WHAT IS BEING ASKED:
Restate each line word for word. Leave out every picture.
= = = = = = =
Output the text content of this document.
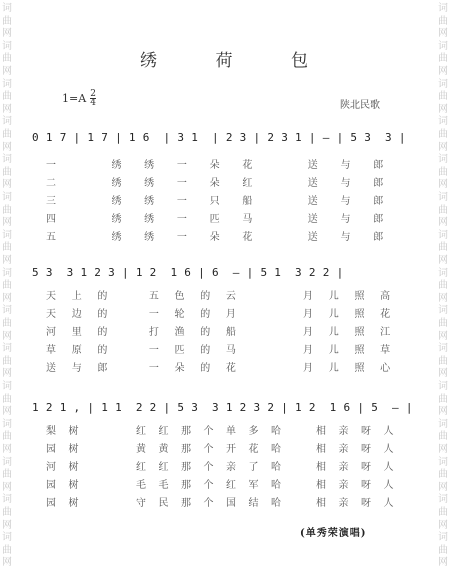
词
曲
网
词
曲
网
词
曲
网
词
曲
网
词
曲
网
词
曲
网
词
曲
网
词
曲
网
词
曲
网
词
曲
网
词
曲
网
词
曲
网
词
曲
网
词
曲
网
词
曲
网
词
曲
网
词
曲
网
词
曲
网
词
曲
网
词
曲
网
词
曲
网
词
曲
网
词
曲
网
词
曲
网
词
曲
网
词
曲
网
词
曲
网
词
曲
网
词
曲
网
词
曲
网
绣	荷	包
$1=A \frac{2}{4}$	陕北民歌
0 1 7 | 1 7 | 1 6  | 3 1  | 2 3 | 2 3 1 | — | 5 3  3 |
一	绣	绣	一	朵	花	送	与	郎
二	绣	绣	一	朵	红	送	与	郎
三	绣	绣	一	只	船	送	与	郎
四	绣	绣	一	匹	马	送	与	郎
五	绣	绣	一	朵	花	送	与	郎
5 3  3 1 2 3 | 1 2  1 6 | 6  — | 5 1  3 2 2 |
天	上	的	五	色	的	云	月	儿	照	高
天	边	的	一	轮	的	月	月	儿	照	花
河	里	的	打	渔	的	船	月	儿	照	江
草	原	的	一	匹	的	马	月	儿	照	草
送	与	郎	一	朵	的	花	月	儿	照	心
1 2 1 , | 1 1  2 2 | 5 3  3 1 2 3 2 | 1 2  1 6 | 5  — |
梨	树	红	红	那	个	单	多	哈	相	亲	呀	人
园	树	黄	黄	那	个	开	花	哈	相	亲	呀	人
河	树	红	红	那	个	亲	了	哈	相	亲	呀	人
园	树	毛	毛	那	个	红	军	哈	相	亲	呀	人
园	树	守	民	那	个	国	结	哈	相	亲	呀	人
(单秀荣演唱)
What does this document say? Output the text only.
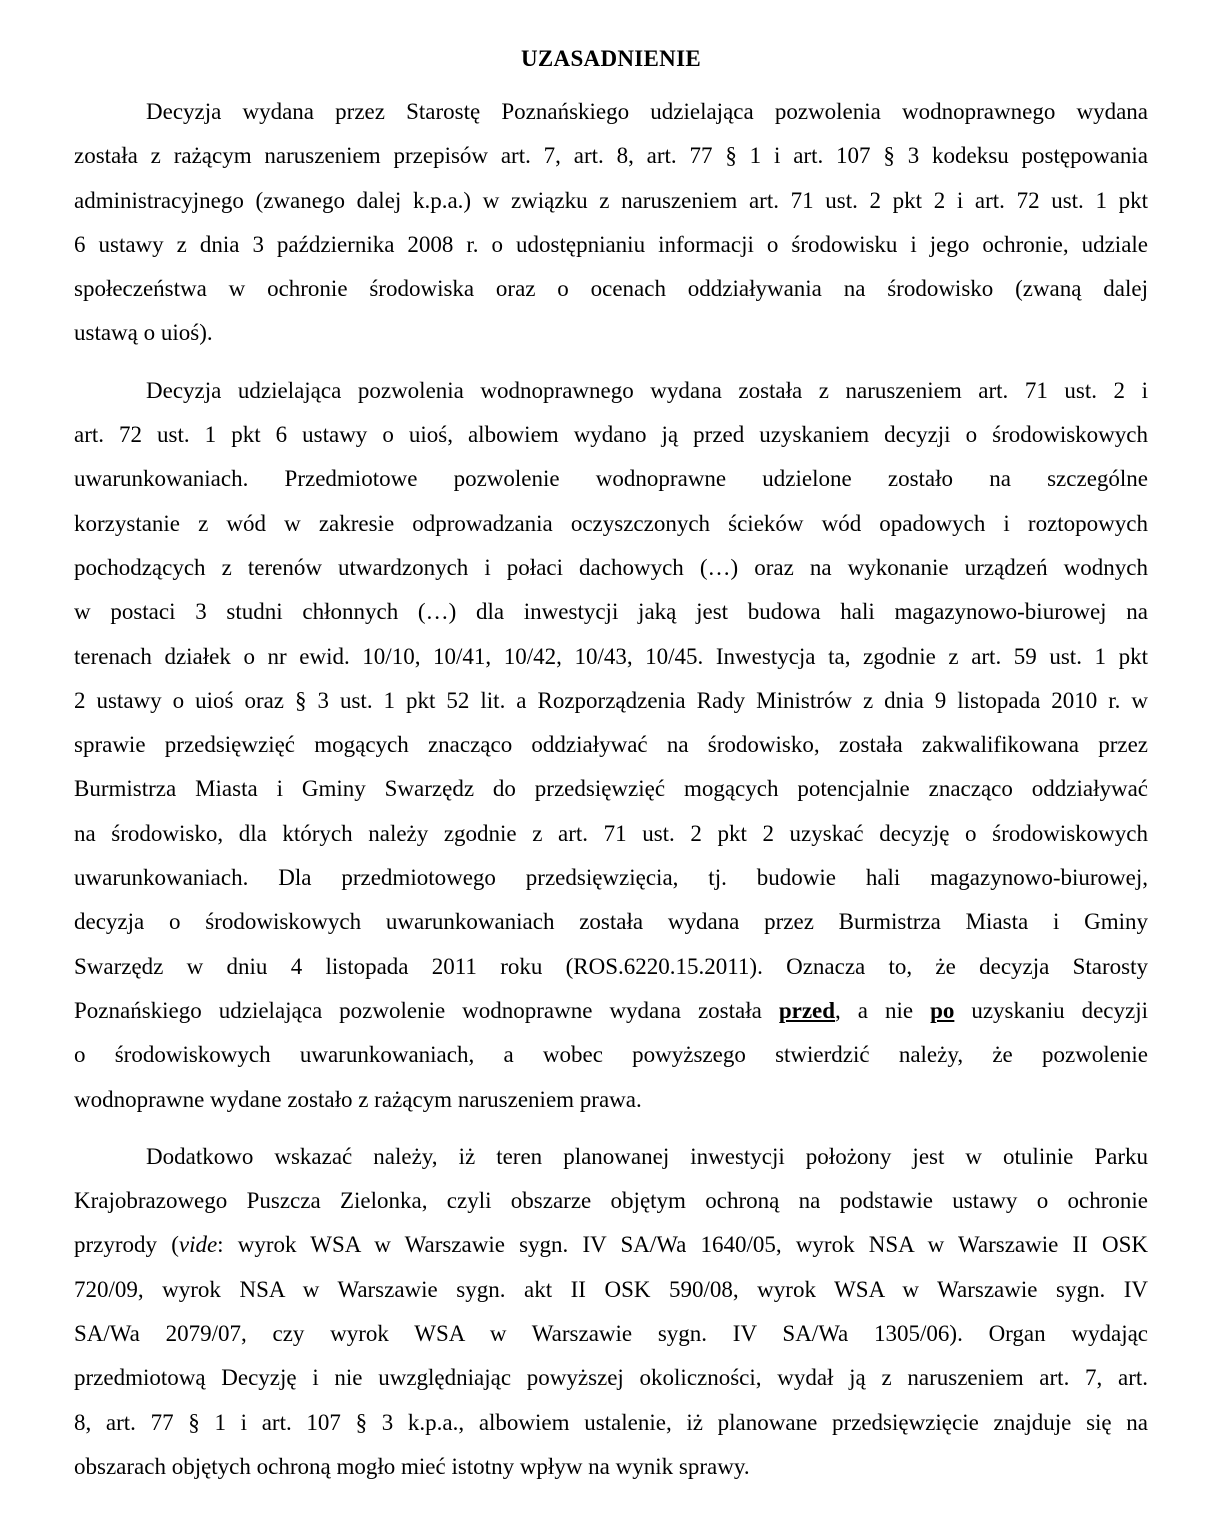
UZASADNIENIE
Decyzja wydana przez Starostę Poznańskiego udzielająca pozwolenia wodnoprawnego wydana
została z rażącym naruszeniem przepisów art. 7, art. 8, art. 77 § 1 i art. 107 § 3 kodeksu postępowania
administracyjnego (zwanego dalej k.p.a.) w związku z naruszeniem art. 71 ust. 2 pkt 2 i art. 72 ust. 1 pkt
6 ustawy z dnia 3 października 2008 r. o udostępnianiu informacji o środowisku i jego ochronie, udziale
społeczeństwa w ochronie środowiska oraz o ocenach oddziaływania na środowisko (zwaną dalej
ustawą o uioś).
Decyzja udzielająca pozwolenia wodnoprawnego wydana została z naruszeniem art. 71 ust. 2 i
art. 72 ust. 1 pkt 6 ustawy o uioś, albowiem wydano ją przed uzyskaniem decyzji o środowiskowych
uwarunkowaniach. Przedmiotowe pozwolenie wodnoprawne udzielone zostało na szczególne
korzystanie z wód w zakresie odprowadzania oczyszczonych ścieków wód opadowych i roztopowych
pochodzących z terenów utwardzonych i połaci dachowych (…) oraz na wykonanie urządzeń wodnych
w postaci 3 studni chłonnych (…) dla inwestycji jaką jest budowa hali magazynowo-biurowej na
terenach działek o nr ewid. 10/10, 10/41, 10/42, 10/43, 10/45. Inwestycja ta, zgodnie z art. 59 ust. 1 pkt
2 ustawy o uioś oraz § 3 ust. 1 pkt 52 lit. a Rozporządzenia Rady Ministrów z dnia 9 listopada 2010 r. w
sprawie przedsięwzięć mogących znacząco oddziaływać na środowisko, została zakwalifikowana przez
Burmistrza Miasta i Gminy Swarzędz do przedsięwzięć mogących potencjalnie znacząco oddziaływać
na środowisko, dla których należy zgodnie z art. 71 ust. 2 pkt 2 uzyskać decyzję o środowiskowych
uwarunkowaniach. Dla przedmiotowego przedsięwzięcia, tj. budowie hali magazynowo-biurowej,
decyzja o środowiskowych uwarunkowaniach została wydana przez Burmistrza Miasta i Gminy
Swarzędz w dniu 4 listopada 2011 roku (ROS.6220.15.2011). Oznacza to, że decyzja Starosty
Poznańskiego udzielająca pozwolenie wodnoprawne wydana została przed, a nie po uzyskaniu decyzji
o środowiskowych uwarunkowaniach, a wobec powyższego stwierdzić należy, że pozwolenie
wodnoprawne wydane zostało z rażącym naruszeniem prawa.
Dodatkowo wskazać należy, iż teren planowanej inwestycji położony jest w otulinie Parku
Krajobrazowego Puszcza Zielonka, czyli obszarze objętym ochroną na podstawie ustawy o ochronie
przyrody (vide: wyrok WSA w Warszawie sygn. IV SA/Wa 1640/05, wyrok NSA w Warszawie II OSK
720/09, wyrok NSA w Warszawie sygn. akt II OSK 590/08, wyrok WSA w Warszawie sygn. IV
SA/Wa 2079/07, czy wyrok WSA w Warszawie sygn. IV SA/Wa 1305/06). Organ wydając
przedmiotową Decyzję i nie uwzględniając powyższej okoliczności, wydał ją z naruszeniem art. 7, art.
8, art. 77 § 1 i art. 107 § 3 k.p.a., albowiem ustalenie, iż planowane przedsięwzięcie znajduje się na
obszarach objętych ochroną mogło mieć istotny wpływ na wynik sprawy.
= = = = = = =
OUTPUT FOR THIS EXERCISE:
Output the text content of this document.
词
曲
网
词
曲
网
词
曲
网
词
曲
网
词
曲
网
词
曲
网
词
曲
网
词
曲
网
词
曲
网
词
曲
网
词
曲
网
词
曲
网
词
曲
网
词
曲
网
词
曲
网
词
曲
网
词
曲
网
词
曲
网
词
曲
网
词
曲
网
词
曲
网
词
曲
网
词
曲
网
词
曲
网
词
曲
网
词
曲
网
词
曲
网
词
曲
网
词
曲
网
词
曲
网
绣	荷	包
$1=A \frac{2}{4}$	陕北民歌
0 1 7 | 1 7 | 1 6  | 3 1  | 2 3 | 2 3 1 | — | 5 3  3 |
一	绣	绣	一	朵	花	送	与	郎
二	绣	绣	一	朵	红	送	与	郎
三	绣	绣	一	只	船	送	与	郎
四	绣	绣	一	匹	马	送	与	郎
五	绣	绣	一	朵	花	送	与	郎
5 3  3 1 2 3 | 1 2  1 6 | 6  — | 5 1  3 2 2 |
天	上	的	五	色	的	云	月	儿	照	高
天	边	的	一	轮	的	月	月	儿	照	花
河	里	的	打	渔	的	船	月	儿	照	江
草	原	的	一	匹	的	马	月	儿	照	草
送	与	郎	一	朵	的	花	月	儿	照	心
1 2 1 , | 1 1  2 2 | 5 3  3 1 2 3 2 | 1 2  1 6 | 5  — |
梨	树	红	红	那	个	单	多	哈	相	亲	呀	人
园	树	黄	黄	那	个	开	花	哈	相	亲	呀	人
河	树	红	红	那	个	亲	了	哈	相	亲	呀	人
园	树	毛	毛	那	个	红	军	哈	相	亲	呀	人
园	树	守	民	那	个	国	结	哈	相	亲	呀	人
(单秀荣演唱)
What does this document say? Output the text only.
UZASADNIENIE
Decyzja wydana przez Starostę Poznańskiego udzielająca pozwolenia wodnoprawnego wydana
została z rażącym naruszeniem przepisów art. 7, art. 8, art. 77 § 1 i art. 107 § 3 kodeksu postępowania
administracyjnego (zwanego dalej k.p.a.) w związku z naruszeniem art. 71 ust. 2 pkt 2 i art. 72 ust. 1 pkt
6 ustawy z dnia 3 października 2008 r. o udostępnianiu informacji o środowisku i jego ochronie, udziale
społeczeństwa w ochronie środowiska oraz o ocenach oddziaływania na środowisko (zwaną dalej
ustawą o uioś).
Decyzja udzielająca pozwolenia wodnoprawnego wydana została z naruszeniem art. 71 ust. 2 i
art. 72 ust. 1 pkt 6 ustawy o uioś, albowiem wydano ją przed uzyskaniem decyzji o środowiskowych
uwarunkowaniach. Przedmiotowe pozwolenie wodnoprawne udzielone zostało na szczególne
korzystanie z wód w zakresie odprowadzania oczyszczonych ścieków wód opadowych i roztopowych
pochodzących z terenów utwardzonych i połaci dachowych (…) oraz na wykonanie urządzeń wodnych
w postaci 3 studni chłonnych (…) dla inwestycji jaką jest budowa hali magazynowo-biurowej na
terenach działek o nr ewid. 10/10, 10/41, 10/42, 10/43, 10/45. Inwestycja ta, zgodnie z art. 59 ust. 1 pkt
2 ustawy o uioś oraz § 3 ust. 1 pkt 52 lit. a Rozporządzenia Rady Ministrów z dnia 9 listopada 2010 r. w
sprawie przedsięwzięć mogących znacząco oddziaływać na środowisko, została zakwalifikowana przez
Burmistrza Miasta i Gminy Swarzędz do przedsięwzięć mogących potencjalnie znacząco oddziaływać
na środowisko, dla których należy zgodnie z art. 71 ust. 2 pkt 2 uzyskać decyzję o środowiskowych
uwarunkowaniach. Dla przedmiotowego przedsięwzięcia, tj. budowie hali magazynowo-biurowej,
decyzja o środowiskowych uwarunkowaniach została wydana przez Burmistrza Miasta i Gminy
Swarzędz w dniu 4 listopada 2011 roku (ROS.6220.15.2011). Oznacza to, że decyzja Starosty
Poznańskiego udzielająca pozwolenie wodnoprawne wydana została przed, a nie po uzyskaniu decyzji
o środowiskowych uwarunkowaniach, a wobec powyższego stwierdzić należy, że pozwolenie
wodnoprawne wydane zostało z rażącym naruszeniem prawa.
Dodatkowo wskazać należy, iż teren planowanej inwestycji położony jest w otulinie Parku
Krajobrazowego Puszcza Zielonka, czyli obszarze objętym ochroną na podstawie ustawy o ochronie
przyrody (vide: wyrok WSA w Warszawie sygn. IV SA/Wa 1640/05, wyrok NSA w Warszawie II OSK
720/09, wyrok NSA w Warszawie sygn. akt II OSK 590/08, wyrok WSA w Warszawie sygn. IV
SA/Wa 2079/07, czy wyrok WSA w Warszawie sygn. IV SA/Wa 1305/06). Organ wydając
przedmiotową Decyzję i nie uwzględniając powyższej okoliczności, wydał ją z naruszeniem art. 7, art.
8, art. 77 § 1 i art. 107 § 3 k.p.a., albowiem ustalenie, iż planowane przedsięwzięcie znajduje się na
obszarach objętych ochroną mogło mieć istotny wpływ na wynik sprawy.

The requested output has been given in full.